Task directions: Starting with the line that holds "Decode this image", reproduce each line through the last one of the data, exactly as written. Pictures are not copied.

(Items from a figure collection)
* Start *

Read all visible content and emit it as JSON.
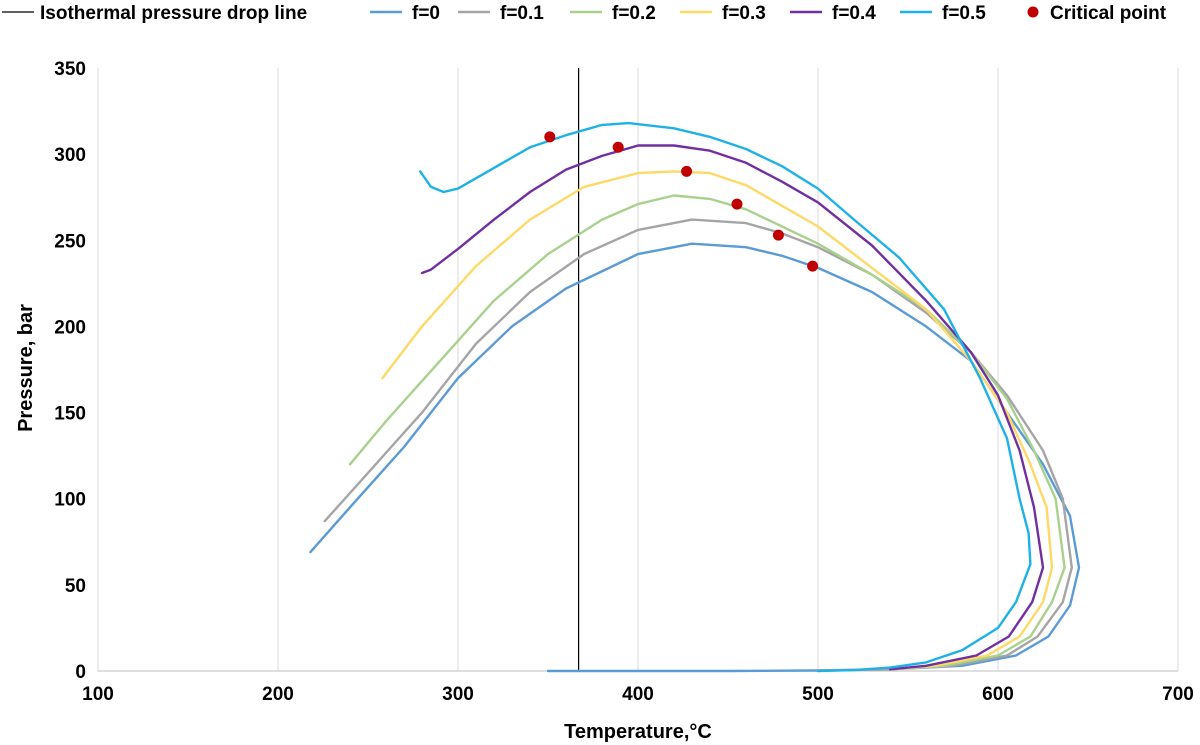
{
  "chart_data": {
    "type": "line",
    "xlabel": "Temperature,°C",
    "ylabel": "Pressure, bar",
    "xlim": [
      100,
      700
    ],
    "ylim": [
      0,
      350
    ],
    "xticks": [
      "100",
      "200",
      "300",
      "400",
      "500",
      "600",
      "700"
    ],
    "yticks": [
      "0",
      "50",
      "100",
      "150",
      "200",
      "250",
      "300",
      "350"
    ],
    "grid": "vertical",
    "legend": "top",
    "isotherm": {
      "name": "Isothermal pressure drop line",
      "x": 367,
      "y": [
        0,
        350
      ],
      "color": "#000000"
    },
    "series": [
      {
        "name": "f=0",
        "color": "#5b9bd5",
        "points": [
          [
            218,
            69
          ],
          [
            240,
            95
          ],
          [
            270,
            130
          ],
          [
            300,
            170
          ],
          [
            330,
            200
          ],
          [
            360,
            222
          ],
          [
            400,
            242
          ],
          [
            430,
            248
          ],
          [
            460,
            246
          ],
          [
            480,
            241
          ],
          [
            500,
            234
          ],
          [
            530,
            220
          ],
          [
            560,
            200
          ],
          [
            585,
            180
          ],
          [
            605,
            150
          ],
          [
            625,
            120
          ],
          [
            640,
            90
          ],
          [
            645,
            60
          ],
          [
            640,
            38
          ],
          [
            628,
            20
          ],
          [
            610,
            9
          ],
          [
            580,
            3
          ],
          [
            540,
            1
          ],
          [
            500,
            0.3
          ],
          [
            450,
            0
          ],
          [
            350,
            0
          ]
        ]
      },
      {
        "name": "f=0.1",
        "color": "#a5a5a5",
        "points": [
          [
            226,
            87
          ],
          [
            250,
            115
          ],
          [
            280,
            150
          ],
          [
            310,
            190
          ],
          [
            340,
            220
          ],
          [
            370,
            242
          ],
          [
            400,
            256
          ],
          [
            430,
            262
          ],
          [
            460,
            260
          ],
          [
            480,
            254
          ],
          [
            500,
            246
          ],
          [
            530,
            230
          ],
          [
            560,
            208
          ],
          [
            585,
            185
          ],
          [
            605,
            160
          ],
          [
            625,
            128
          ],
          [
            636,
            100
          ],
          [
            641,
            60
          ],
          [
            636,
            40
          ],
          [
            622,
            20
          ],
          [
            605,
            9
          ],
          [
            575,
            3
          ],
          [
            540,
            1
          ],
          [
            500,
            0.3
          ]
        ]
      },
      {
        "name": "f=0.2",
        "color": "#a9d18e",
        "points": [
          [
            240,
            120
          ],
          [
            260,
            145
          ],
          [
            290,
            180
          ],
          [
            320,
            215
          ],
          [
            350,
            242
          ],
          [
            380,
            262
          ],
          [
            400,
            271
          ],
          [
            420,
            276
          ],
          [
            440,
            274
          ],
          [
            460,
            268
          ],
          [
            480,
            258
          ],
          [
            500,
            248
          ],
          [
            530,
            230
          ],
          [
            560,
            210
          ],
          [
            585,
            185
          ],
          [
            605,
            158
          ],
          [
            620,
            128
          ],
          [
            632,
            100
          ],
          [
            637,
            60
          ],
          [
            630,
            40
          ],
          [
            618,
            20
          ],
          [
            600,
            9
          ],
          [
            570,
            3
          ],
          [
            540,
            1
          ]
        ]
      },
      {
        "name": "f=0.3",
        "color": "#ffd966",
        "points": [
          [
            258,
            170
          ],
          [
            280,
            200
          ],
          [
            310,
            235
          ],
          [
            340,
            262
          ],
          [
            370,
            281
          ],
          [
            400,
            289
          ],
          [
            420,
            290
          ],
          [
            440,
            289
          ],
          [
            460,
            282
          ],
          [
            480,
            270
          ],
          [
            500,
            258
          ],
          [
            530,
            234
          ],
          [
            560,
            210
          ],
          [
            585,
            180
          ],
          [
            605,
            150
          ],
          [
            618,
            120
          ],
          [
            627,
            95
          ],
          [
            630,
            60
          ],
          [
            625,
            40
          ],
          [
            612,
            20
          ],
          [
            594,
            9
          ],
          [
            565,
            3
          ],
          [
            540,
            1
          ]
        ]
      },
      {
        "name": "f=0.4",
        "color": "#7030a0",
        "points": [
          [
            280,
            231
          ],
          [
            285,
            233
          ],
          [
            300,
            245
          ],
          [
            320,
            262
          ],
          [
            340,
            278
          ],
          [
            360,
            291
          ],
          [
            380,
            299
          ],
          [
            400,
            305
          ],
          [
            420,
            305
          ],
          [
            440,
            302
          ],
          [
            460,
            295
          ],
          [
            480,
            284
          ],
          [
            500,
            272
          ],
          [
            530,
            247
          ],
          [
            560,
            215
          ],
          [
            585,
            185
          ],
          [
            600,
            160
          ],
          [
            612,
            128
          ],
          [
            620,
            95
          ],
          [
            625,
            60
          ],
          [
            619,
            40
          ],
          [
            606,
            20
          ],
          [
            588,
            9
          ],
          [
            560,
            3
          ],
          [
            540,
            1
          ]
        ]
      },
      {
        "name": "f=0.5",
        "color": "#1fb1e6",
        "points": [
          [
            279,
            290
          ],
          [
            285,
            281
          ],
          [
            292,
            278
          ],
          [
            300,
            280
          ],
          [
            320,
            292
          ],
          [
            340,
            304
          ],
          [
            360,
            311
          ],
          [
            380,
            317
          ],
          [
            395,
            318
          ],
          [
            420,
            315
          ],
          [
            440,
            310
          ],
          [
            460,
            303
          ],
          [
            480,
            293
          ],
          [
            500,
            280
          ],
          [
            520,
            262
          ],
          [
            545,
            240
          ],
          [
            570,
            210
          ],
          [
            590,
            170
          ],
          [
            605,
            135
          ],
          [
            612,
            100
          ],
          [
            617,
            80
          ],
          [
            618,
            62
          ],
          [
            610,
            40
          ],
          [
            600,
            25
          ],
          [
            580,
            12
          ],
          [
            560,
            5
          ],
          [
            540,
            2
          ],
          [
            520,
            0.5
          ],
          [
            500,
            0
          ]
        ]
      }
    ],
    "critical_points": {
      "name": "Critical point",
      "color": "#c00000",
      "points": [
        [
          351,
          310
        ],
        [
          389,
          304
        ],
        [
          427,
          290
        ],
        [
          455,
          271
        ],
        [
          478,
          253
        ],
        [
          497,
          235
        ]
      ]
    }
  }
}
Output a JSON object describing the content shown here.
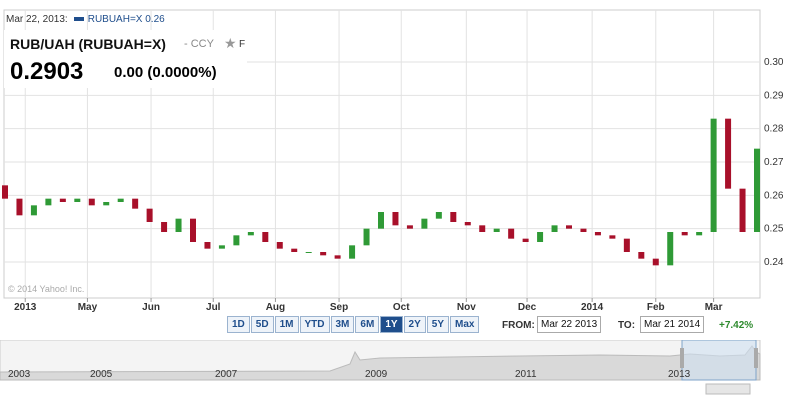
{
  "chart_data": {
    "type": "candlestick",
    "x": [
      "Mar 22 2013",
      null,
      null,
      null,
      null,
      null,
      null,
      null,
      null,
      null,
      null,
      null,
      null,
      null,
      null,
      null,
      null,
      null,
      null,
      null,
      null,
      null,
      null,
      null,
      null,
      null,
      null,
      null,
      null,
      null,
      null,
      null,
      null,
      null,
      null,
      null,
      null,
      null,
      null,
      null,
      null,
      null,
      null,
      null,
      null,
      null,
      null,
      null,
      null,
      null,
      null,
      null,
      "Mar 21 2014"
    ],
    "open": [
      0.263,
      0.259,
      0.254,
      0.257,
      0.259,
      0.258,
      0.259,
      0.257,
      0.258,
      0.259,
      0.256,
      0.252,
      0.249,
      0.253,
      0.246,
      0.244,
      0.245,
      0.248,
      0.249,
      0.246,
      0.244,
      0.243,
      0.243,
      0.242,
      0.241,
      0.245,
      0.25,
      0.255,
      0.251,
      0.25,
      0.253,
      0.255,
      0.252,
      0.251,
      0.249,
      0.25,
      0.247,
      0.246,
      0.249,
      0.251,
      0.25,
      0.249,
      0.248,
      0.247,
      0.243,
      0.241,
      0.239,
      0.249,
      0.248,
      0.249,
      0.283,
      0.262,
      0.249
    ],
    "close": [
      0.259,
      0.254,
      0.257,
      0.259,
      0.258,
      0.259,
      0.257,
      0.258,
      0.259,
      0.256,
      0.252,
      0.249,
      0.253,
      0.246,
      0.244,
      0.245,
      0.248,
      0.249,
      0.246,
      0.244,
      0.243,
      0.243,
      0.242,
      0.241,
      0.245,
      0.25,
      0.255,
      0.251,
      0.25,
      0.253,
      0.255,
      0.252,
      0.251,
      0.249,
      0.25,
      0.247,
      0.246,
      0.249,
      0.251,
      0.25,
      0.249,
      0.248,
      0.247,
      0.243,
      0.241,
      0.239,
      0.249,
      0.248,
      0.249,
      0.283,
      0.262,
      0.249,
      0.274
    ],
    "up_color": "#2f9a36",
    "down_color": "#a8102a",
    "xlim": [
      0,
      52
    ],
    "xticks": [
      {
        "value": 1.4,
        "label": "2013"
      },
      {
        "value": 5.7,
        "label": "May"
      },
      {
        "value": 10.1,
        "label": "Jun"
      },
      {
        "value": 14.4,
        "label": "Jul"
      },
      {
        "value": 18.7,
        "label": "Aug"
      },
      {
        "value": 23.1,
        "label": "Sep"
      },
      {
        "value": 27.4,
        "label": "Oct"
      },
      {
        "value": 31.9,
        "label": "Nov"
      },
      {
        "value": 36.1,
        "label": "Dec"
      },
      {
        "value": 40.6,
        "label": "2014"
      },
      {
        "value": 45.0,
        "label": "Feb"
      },
      {
        "value": 49.0,
        "label": "Mar"
      }
    ],
    "ylim": [
      0.2295,
      0.315
    ],
    "yticks": [
      0.24,
      0.25,
      0.26,
      0.27,
      0.28,
      0.29,
      {
        "value": 0.3,
        "label": "0.30"
      }
    ],
    "grid": true
  },
  "ui": {
    "hover_date": "Mar 22, 2013:",
    "legend": "RUBUAH=X 0.26",
    "name": "RUB/UAH (RUBUAH=X)",
    "ccy": "- CCY",
    "follow": "F",
    "price": "0.2903",
    "change": "0.00 (0.0000%)",
    "copyright": "© 2014 Yahoo! Inc.",
    "ranges": [
      "1D",
      "5D",
      "1M",
      "YTD",
      "3M",
      "6M",
      "1Y",
      "2Y",
      "5Y",
      "Max"
    ],
    "active_range": "1Y",
    "from_label": "FROM:",
    "from": "Mar 22 2013",
    "to_label": "TO:",
    "to": "Mar 21 2014",
    "period_change": "+7.42%",
    "nav_years": [
      "2003",
      "2005",
      "2007",
      "2009",
      "2011",
      "2013"
    ]
  }
}
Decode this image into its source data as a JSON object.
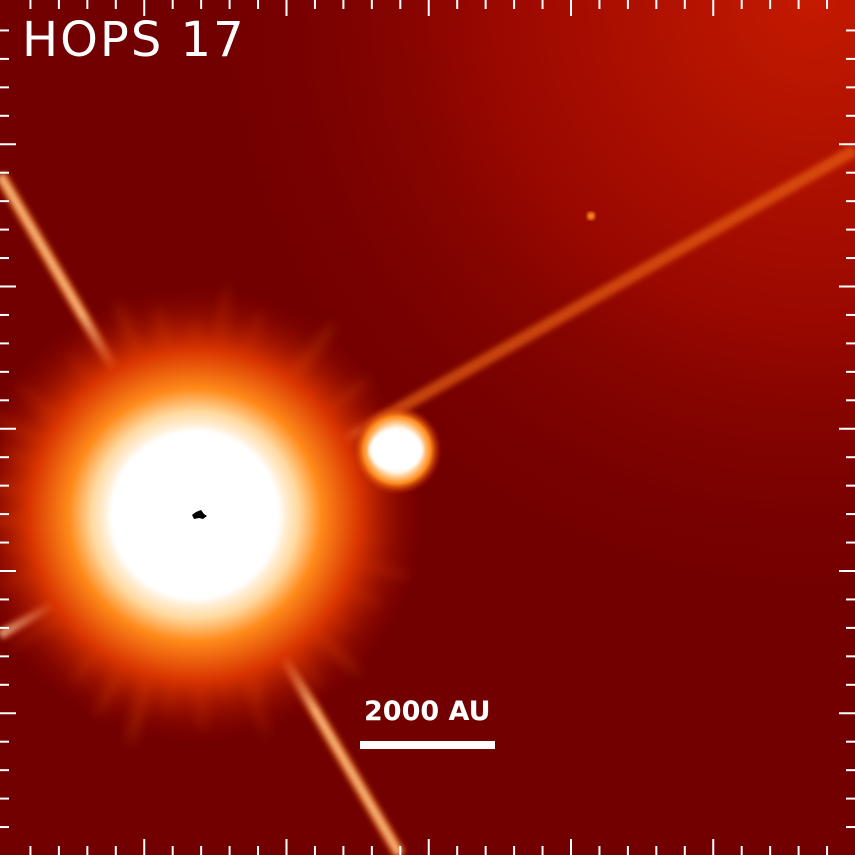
{
  "image": {
    "title": "HOPS 17",
    "scale_bar_label": "2000 AU",
    "colormap": "red-temperature",
    "colors": {
      "background": "#720000",
      "diffuse_glow": "#b01000",
      "saturated_core": "#ffffff",
      "halo": "#ff8a1a",
      "ticks": "#ffffff"
    }
  }
}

* End *

Completed task:
Decode this image into its source data as a JSON object.
{
  "image": {
    "title": "HOPS 17",
    "scale_bar_label": "2000 AU",
    "colormap": "red-temperature",
    "colors": {
      "background": "#720000",
      "diffuse_glow": "#b01000",
      "saturated_core": "#ffffff",
      "halo": "#ff8a1a",
      "ticks": "#ffffff"
    }
  }
}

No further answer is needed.